→ TO DO:
a) From the Hiroshima travel text, copy verbatim the part that opens with the words containing "My good friend" and closes with "awesome as well.".
b) In the Hiroshima travel text, which countries did the narrator describe Marie traveling through?
c) Render this sentence from the Hiroshima travel text in Spanish: "That's Asian-style traveling: the food takes priority over the sights."

→ PROVIDED TEXT:
━━━━━━━━━━━━━━━━━━━━━━━━━━━━━━

The shock of my life was seeing a charming, fun city with the friendliest locals this side of Taiwan. Marie helped out by putting me in touch with Naomi.
* * *
Naomi led me through a neon spiderweb. The alleys criss-crossed each other into a maze. "This is the place," she said.
Fortune Cafe & Bar
Marie had told me about this pub, one of her favorite hangouts in the city.
I stomped up the steps, trying to shake off the cold. The welcome I received inside warmed me up quickly.
Yumiko, me, Naomi, and Megu
They all greeted me happily and were eager to hear news about Marie. Playing the newscaster, I filled them in on her travels through Italy, England, and Canada. She was always the girl on the move.
The women took turns playing tour guide, suggesting where I should go. More importantly, they also told me which foods I absolutely had to try while I was in Hiroshima. That's Asian-style traveling: the food takes priority over the sights.
"Two things are infinite: the universe and human stupidity; and I'm not sure about the former."
--Albert Einstein, physicist
Being a typical American, I was surprised that Hiroshima wasn't a radioactive wasteland. Intellectually, I knew that couldn't be true since people live there now. But that impression lingered. Pretty much every history book I had to read in school only talked about the atom bomb. After that, Hiroshima disappears from the records.
What the books don't say is that parts of Hiroshima feel like a European city. I could write about it, but the pictures are better:
Girls on bicycles
Old man sitting by a canal
Even though it wasn't Tokyo, Hiroshima still had a great buzz. I didn't feel like I was in a remote countryside. The girls were really fashionable too, sporting the high-heeled boots that are popular in winter time.
My good friend Colin once talked about "prime cities." These are cities with enough restaurants, nightlife, economic growth, and international flavor to be a cool city to live in. Some countries have lots of prime cities, like Malaysia. Other countries have none, like Myanmar (a.k.a. Burma).
On the other hand, Japan seemed full of prime cities. Osaka, Kyoto, Kobe, and now Hiroshima. I could easily see myself staying in any one of them. People told me Fukuoka and Sapporo were awesome as well.
I was amazed that Hiroshima recovered so well from its tragic history.
“Men like war: they do not hold much sway over birth, so they make up for it with death. Unlike women, men menstruate by shedding other people's blood.”
Visiting the Peace Memorial Park and Museum were an exception for me. As a rule, I don't like going to the sites of tragedies. They're so damn depressing. People like to quote that saying, "Those who cannot remember the past, are condemned to repeat it." But I'm not sure if people have learned that lesson from building all these memorials and museums.
It's like, "We've made this monument to commemorate the sacrifice, but now we want to do it all over again." There are hard-line Japanese conservatives who want Japan to re-militarize. As for America, they didn't end wars after Vietnam.
"I'm fed up to the ears with old men dreaming up wars for young men to die in."
"I hate war as only a soldier who has lived it can, only as one who has seen its brutality, its stupidity."

━━━━━━━━━━━━━━━━━━━━━━━━━━━━━━

→ DATASET EXTRACT:
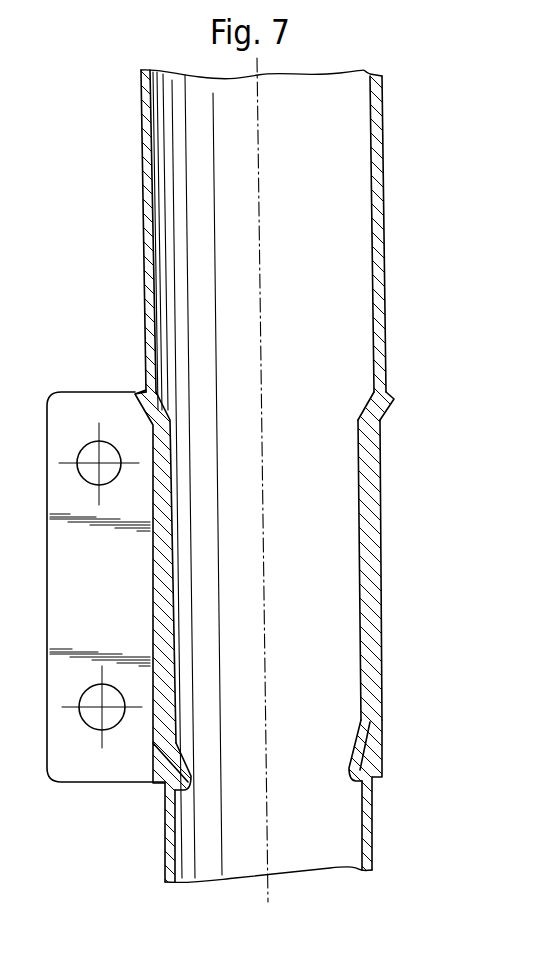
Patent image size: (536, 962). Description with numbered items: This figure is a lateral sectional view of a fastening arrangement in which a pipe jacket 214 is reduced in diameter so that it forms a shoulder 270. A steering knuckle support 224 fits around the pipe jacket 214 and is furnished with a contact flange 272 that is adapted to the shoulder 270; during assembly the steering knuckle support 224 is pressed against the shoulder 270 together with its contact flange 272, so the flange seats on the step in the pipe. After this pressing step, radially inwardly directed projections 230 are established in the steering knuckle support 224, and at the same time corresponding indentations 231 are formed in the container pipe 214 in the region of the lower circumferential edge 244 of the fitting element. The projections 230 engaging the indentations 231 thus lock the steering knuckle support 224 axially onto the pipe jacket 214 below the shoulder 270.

The pipe jacket 214 is at (142, 146).
The steering knuckle support 224 is at (372, 573).
The radially inwardly directed projections 230 is at (370, 752).
The indentations 231 is at (350, 770).
The lower circumferential edge 244 is at (382, 780).
The shoulder 270 is at (370, 398).
The contact flange 272 is at (389, 411).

━━━━━━━━━━━━━━━━━━━━━━━━━━━━━━

→ PER-TASK ANSWERS:
a)
My good friend Colin once talked about "prime cities." These are cities with enough restaurants, nightlife, economic growth, and international flavor to be a cool city to live in. Some countries have lots of prime cities, like Malaysia. Other countries have none, like Myanmar (a.k.a. Burma).
On the other hand, Japan seemed full of prime cities. Osaka, Kyoto, Kobe, and now Hiroshima. I could easily see myself staying in any one of them. People told me Fukuoka and Sapporo were awesome as well.

b) Italy, England, and Canada.

c) Así es viajar al estilo asiático: la comida tiene prioridad sobre los lugares de interés.